== Data shown

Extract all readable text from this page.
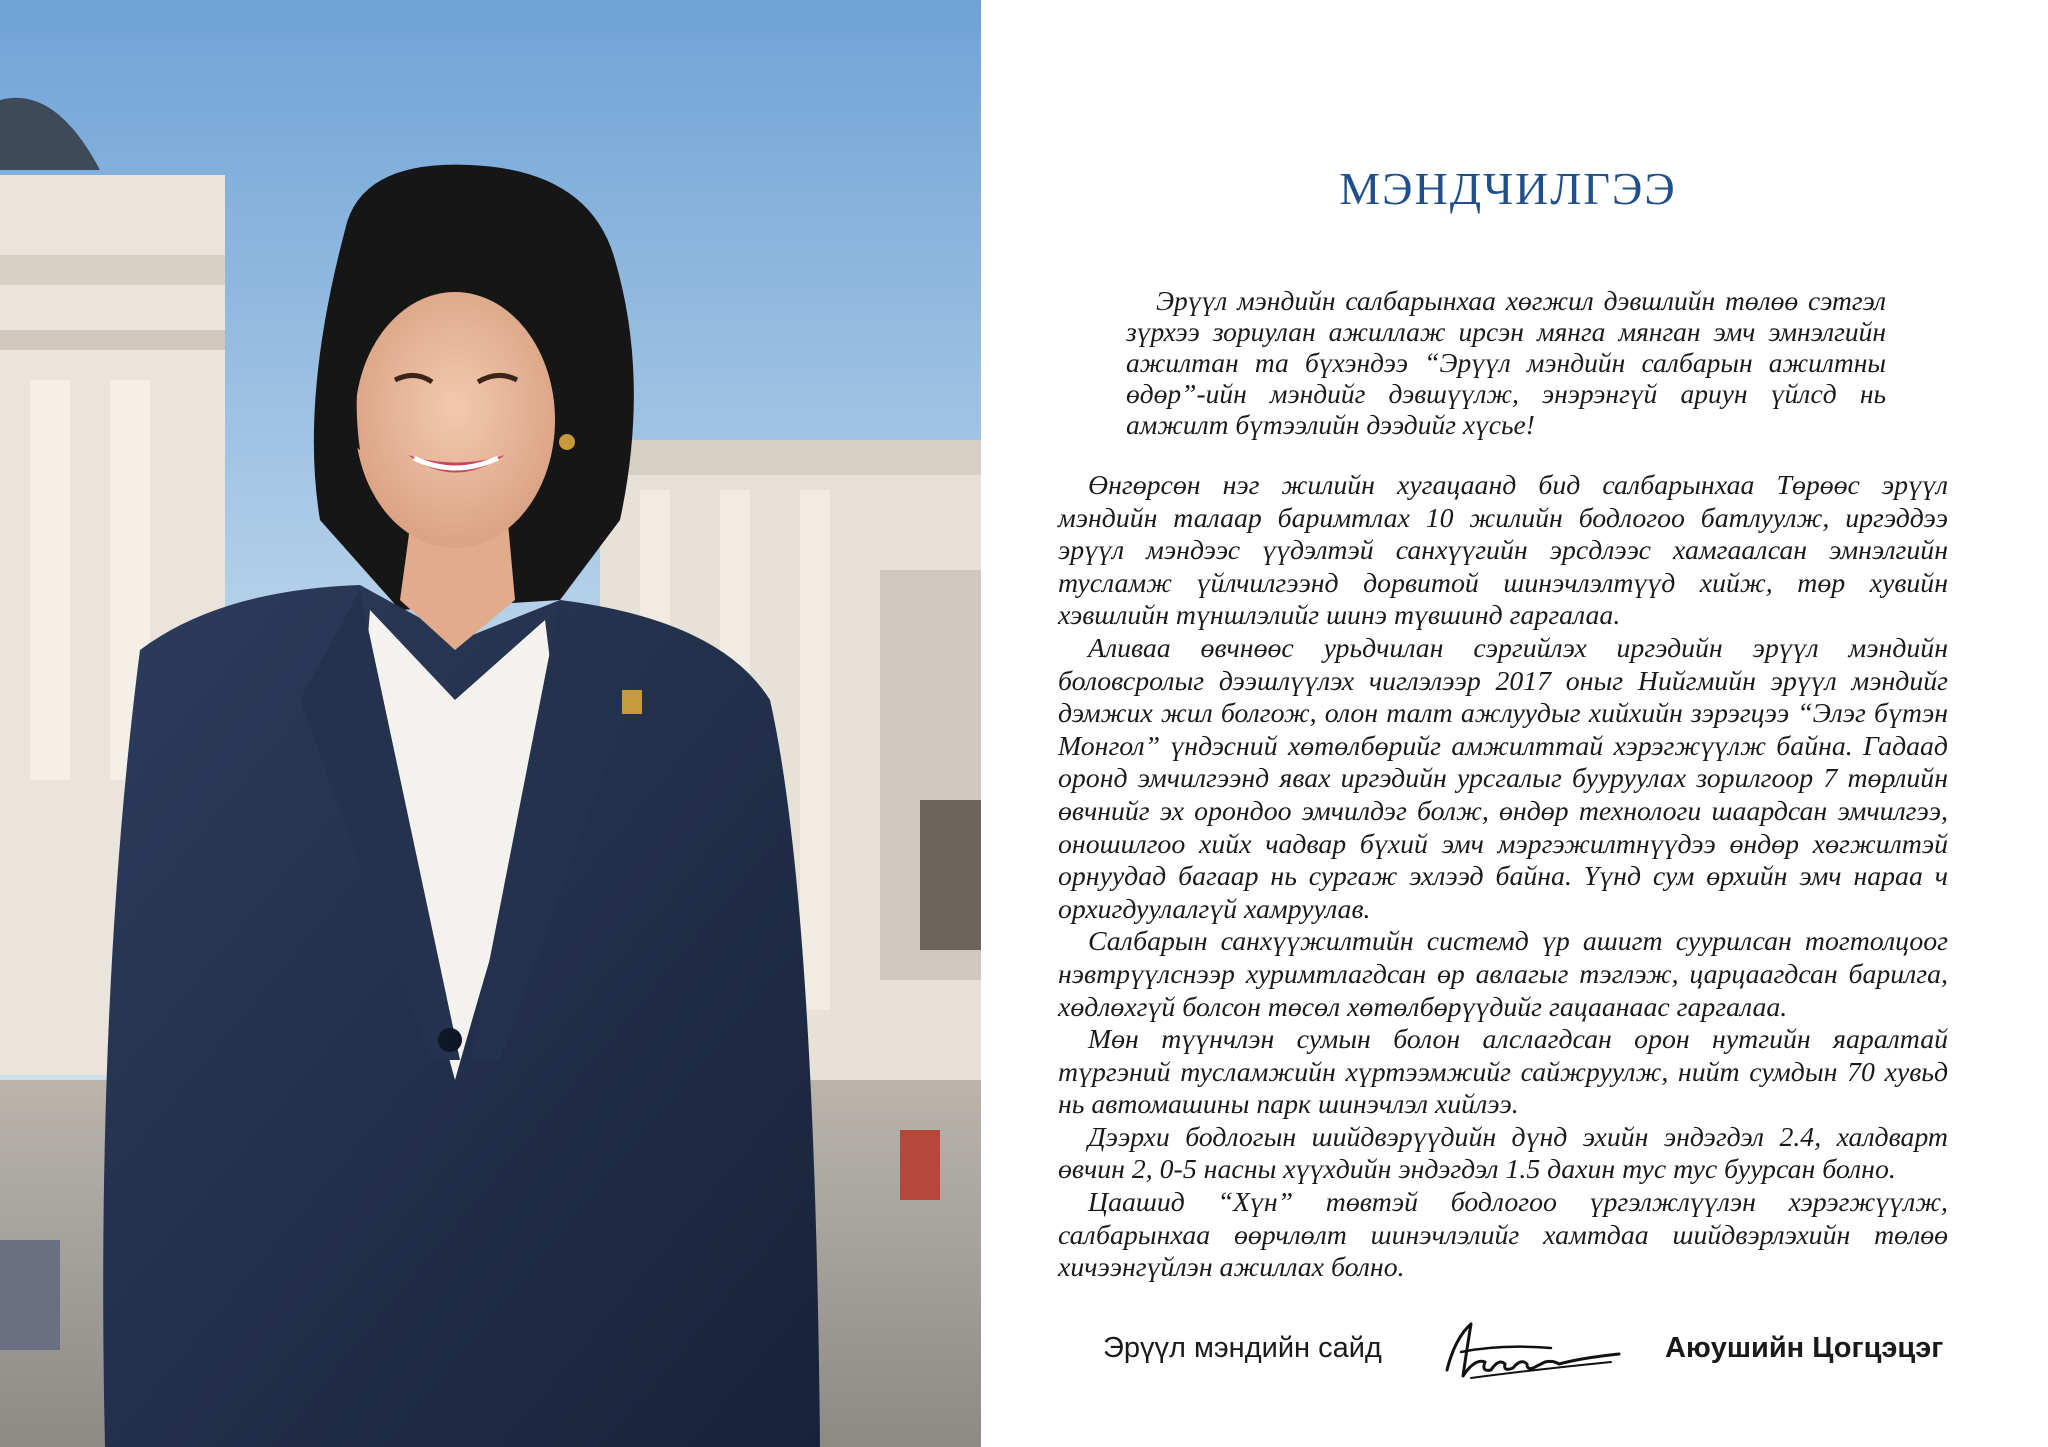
МЭНДЧИЛГЭЭ

Эрүүл мэндийн салбарынхаа хөгжил дэвшлийн төлөө сэтгэл зүрхээ зориулан ажиллаж ирсэн мянга мянган эмч эмнэлгийн ажилтан та бүхэндээ “Эрүүл мэндийн салбарын ажилтны өдөр”-ийн мэндийг дэвшүүлж, энэрэнгүй ариун үйлсд нь амжилт бүтээлийн дээдийг хүсье!

Өнгөрсөн нэг жилийн хугацаанд бид салбарынхаа Төрөөс эрүүл мэндийн талаар баримтлах 10 жилийн бодлогоо батлуулж, иргэддээ эрүүл мэндээс үүдэлтэй санхүүгийн эрсдлээс хамгаалсан эмнэлгийн тусламж үйлчилгээнд дорвитой шинэчлэлтүүд хийж, төр хувийн хэвшлийн түншлэлийг шинэ түвшинд гаргалаа.

Аливаа өвчнөөс урьдчилан сэргийлэх иргэдийн эрүүл мэндийн боловсролыг дээшлүүлэх чиглэлээр 2017 оныг Нийгмийн эрүүл мэндийг дэмжих жил болгож, олон талт ажлуудыг хийхийн зэрэгцээ “Элэг бүтэн Монгол” үндэсний хөтөлбөрийг амжилттай хэрэгжүүлж байна. Гадаад оронд эмчилгээнд явах иргэдийн урсгалыг бууруулах зорилгоор 7 төрлийн өвчнийг эх орондоо эмчилдэг болж, өндөр технологи шаардсан эмчилгээ, оношилгоо хийх чадвар бүхий эмч мэргэжилтнүүдээ өндөр хөгжилтэй орнуудад багаар нь сургаж эхлээд байна. Үүнд сум өрхийн эмч нараа ч орхигдуулалгүй хамруулав.

Салбарын санхүүжилтийн системд үр ашигт суурилсан тогтолцоог нэвтрүүлснээр хуримтлагдсан өр авлагыг тэглэж, царцаагдсан барилга, хөдлөхгүй болсон төсөл хөтөлбөрүүдийг гацаанаас гаргалаа.

Мөн түүнчлэн сумын болон алслагдсан орон нутгийн яаралтай түргэний тусламжийн хүртээмжийг сайжруулж, нийт сумдын 70 хувьд нь автомашины парк шинэчлэл хийлээ.

Дээрхи бодлогын шийдвэрүүдийн дүнд эхийн эндэгдэл 2.4, халдварт өвчин 2, 0-5 насны хүүхдийн эндэгдэл 1.5 дахин тус тус буурсан болно.

Цаашид “Хүн” төвтэй бодлогоо үргэлжлүүлэн хэрэгжүүлж, салбарынхаа өөрчлөлт шинэчлэлийг хамтдаа шийдвэрлэхийн төлөө хичээнгүйлэн ажиллах болно.

Эрүүл мэндийн сайд	Аюушийн Цогцэцэг
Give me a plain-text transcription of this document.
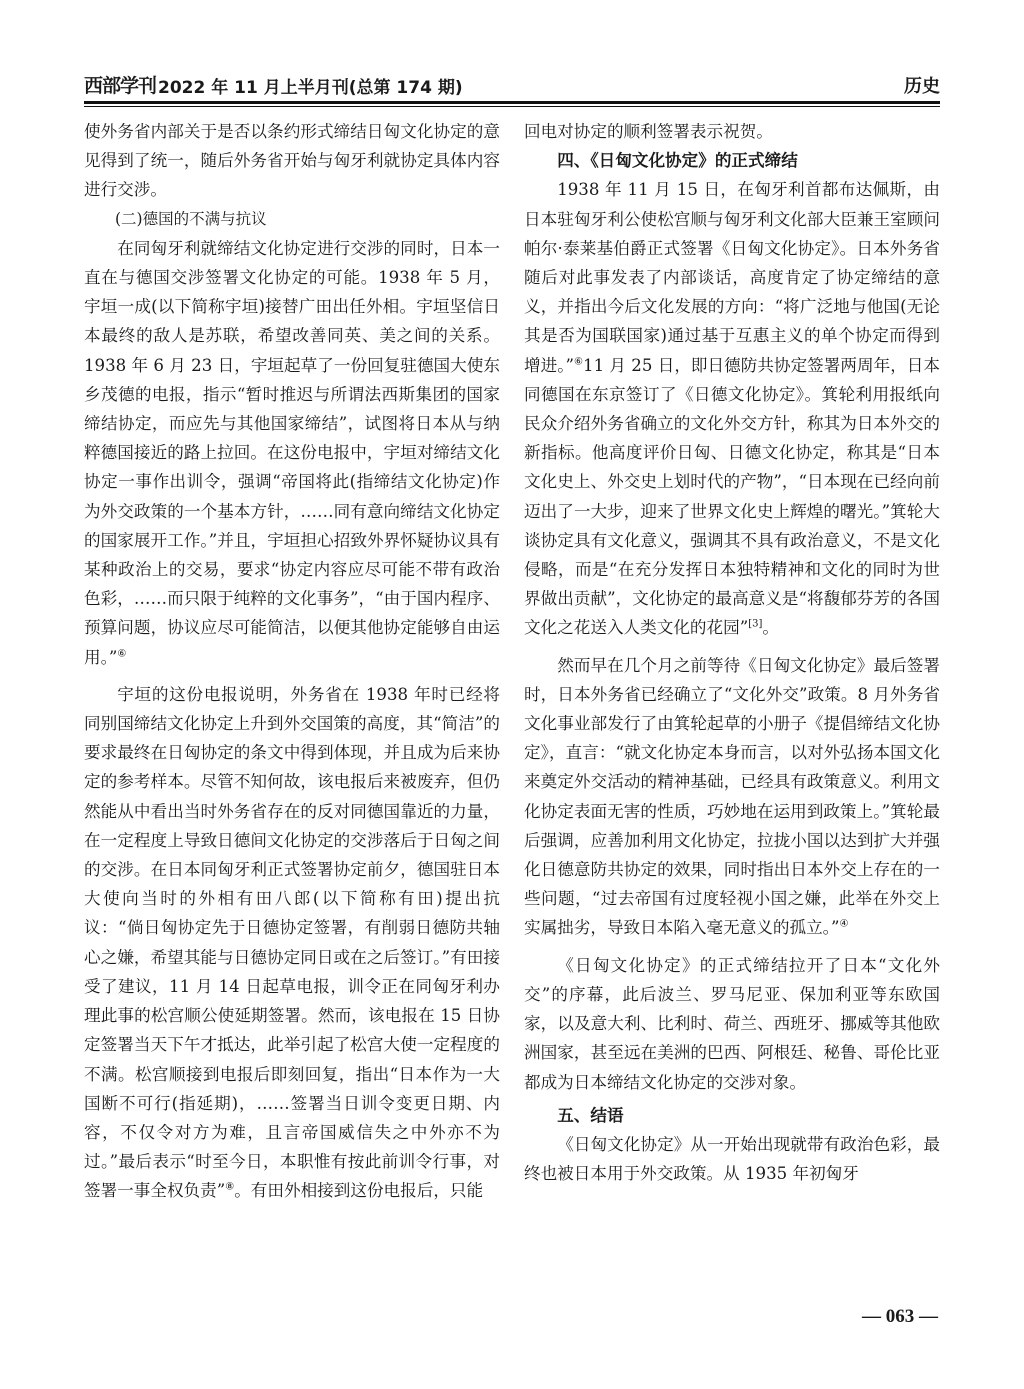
西部学刊 2022 年 11 月上半月刊(总第 174 期)	历史

使外务省内部关于是否以条约形式缔结日匈文化协定的意见得到了统一，随后外务省开始与匈牙利就协定具体内容进行交涉。

(二)德国的不满与抗议

在同匈牙利就缔结文化协定进行交涉的同时，日本一直在与德国交涉签署文化协定的可能。1938 年 5 月，宇垣一成(以下简称宇垣)接替广田出任外相。宇垣坚信日本最终的敌人是苏联，希望改善同英、美之间的关系。1938 年 6 月 23 日，宇垣起草了一份回复驻德国大使东乡茂德的电报，指示“暂时推迟与所谓法西斯集团的国家缔结协定，而应先与其他国家缔结”，试图将日本从与纳粹德国接近的路上拉回。在这份电报中，宇垣对缔结文化协定一事作出训令，强调“帝国将此(指缔结文化协定)作为外交政策的一个基本方针，……同有意向缔结文化协定的国家展开工作。”并且，宇垣担心招致外界怀疑协议具有某种政治上的交易，要求“协定内容应尽可能不带有政治色彩，……而只限于纯粹的文化事务”，“由于国内程序、预算问题，协议应尽可能简洁，以便其他协定能够自由运用。”⑥

宇垣的这份电报说明，外务省在 1938 年时已经将同别国缔结文化协定上升到外交国策的高度，其“简洁”的要求最终在日匈协定的条文中得到体现，并且成为后来协定的参考样本。尽管不知何故，该电报后来被废弃，但仍然能从中看出当时外务省存在的反对同德国靠近的力量，在一定程度上导致日德间文化协定的交涉落后于日匈之间的交涉。在日本同匈牙利正式签署协定前夕，德国驻日本大使向当时的外相有田八郎(以下简称有田)提出抗议：“倘日匈协定先于日德协定签署，有削弱日德防共轴心之嫌，希望其能与日德协定同日或在之后签订。”有田接受了建议，11 月 14 日起草电报，训令正在同匈牙利办理此事的松宫顺公使延期签署。然而，该电报在 15 日协定签署当天下午才抵达，此举引起了松宫大使一定程度的不满。松宫顺接到电报后即刻回复，指出“日本作为一大国断不可行(指延期)，……签署当日训令变更日期、内容，不仅令对方为难，且言帝国威信失之中外亦不为过。”最后表示“时至今日，本职惟有按此前训令行事，对签署一事全权负责”⑧。有田外相接到这份电报后，只能

回电对协定的顺利签署表示祝贺。

四、《日匈文化协定》的正式缔结

1938 年 11 月 15 日，在匈牙利首都布达佩斯，由日本驻匈牙利公使松宫顺与匈牙利文化部大臣兼王室顾问帕尔·泰莱基伯爵正式签署《日匈文化协定》。日本外务省随后对此事发表了内部谈话，高度肯定了协定缔结的意义，并指出今后文化发展的方向：“将广泛地与他国(无论其是否为国联国家)通过基于互惠主义的单个协定而得到增进。”⑥11 月 25 日，即日德防共协定签署两周年，日本同德国在东京签订了《日德文化协定》。箕轮利用报纸向民众介绍外务省确立的文化外交方针，称其为日本外交的新指标。他高度评价日匈、日德文化协定，称其是“日本文化史上、外交史上划时代的产物”，“日本现在已经向前迈出了一大步，迎来了世界文化史上辉煌的曙光。”箕轮大谈协定具有文化意义，强调其不具有政治意义，不是文化侵略，而是“在充分发挥日本独特精神和文化的同时为世界做出贡献”，文化协定的最高意义是“将馥郁芬芳的各国文化之花送入人类文化的花园”[3]。

然而早在几个月之前等待《日匈文化协定》最后签署时，日本外务省已经确立了“文化外交”政策。8 月外务省文化事业部发行了由箕轮起草的小册子《提倡缔结文化协定》，直言：“就文化协定本身而言，以对外弘扬本国文化来奠定外交活动的精神基础，已经具有政策意义。利用文化协定表面无害的性质，巧妙地在运用到政策上。”箕轮最后强调，应善加利用文化协定，拉拢小国以达到扩大并强化日德意防共协定的效果，同时指出日本外交上存在的一些问题，“过去帝国有过度轻视小国之嫌，此举在外交上实属拙劣，导致日本陷入毫无意义的孤立。”④

《日匈文化协定》的正式缔结拉开了日本“文化外交”的序幕，此后波兰、罗马尼亚、保加利亚等东欧国家，以及意大利、比利时、荷兰、西班牙、挪威等其他欧洲国家，甚至远在美洲的巴西、阿根廷、秘鲁、哥伦比亚都成为日本缔结文化协定的交涉对象。

五、结语

《日匈文化协定》从一开始出现就带有政治色彩，最终也被日本用于外交政策。从 1935 年初匈牙

— 063 —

====

Work instructions » Using the records above, pull out each line where the word "хэрэгжүүлж" occurs.

The reply »
Аливаа өвчнөөс урьдчилан сэргийлэх иргэдийн эрүүл мэндийн боловсролыг дээшлүүлэх чиглэлээр 2017 оныг Нийгмийн эрүүл мэндийг дэмжих жил болгож, олон талт ажлуудыг хийхийн зэрэгцээ “Элэг бүтэн Монгол” үндэсний хөтөлбөрийг амжилттай хэрэгжүүлж байна. Гадаад оронд эмчилгээнд явах иргэдийн урсгалыг бууруулах зорилгоор 7 төрлийн өвчнийг эх орондоо эмчилдэг болж, өндөр технологи шаардсан эмчилгээ, оношилгоо хийх чадвар бүхий эмч мэргэжилтнүүдээ өндөр хөгжилтэй орнуудад багаар нь сургаж эхлээд байна. Үүнд сум өрхийн эмч нараа ч орхигдуулалгүй хамруулав.
Цаашид “Хүн” төвтэй бодлогоо үргэлжлүүлэн хэрэгжүүлж, салбарынхаа өөрчлөлт шинэчлэлийг хамтдаа шийдвэрлэхийн төлөө хичээнгүйлэн ажиллах болно.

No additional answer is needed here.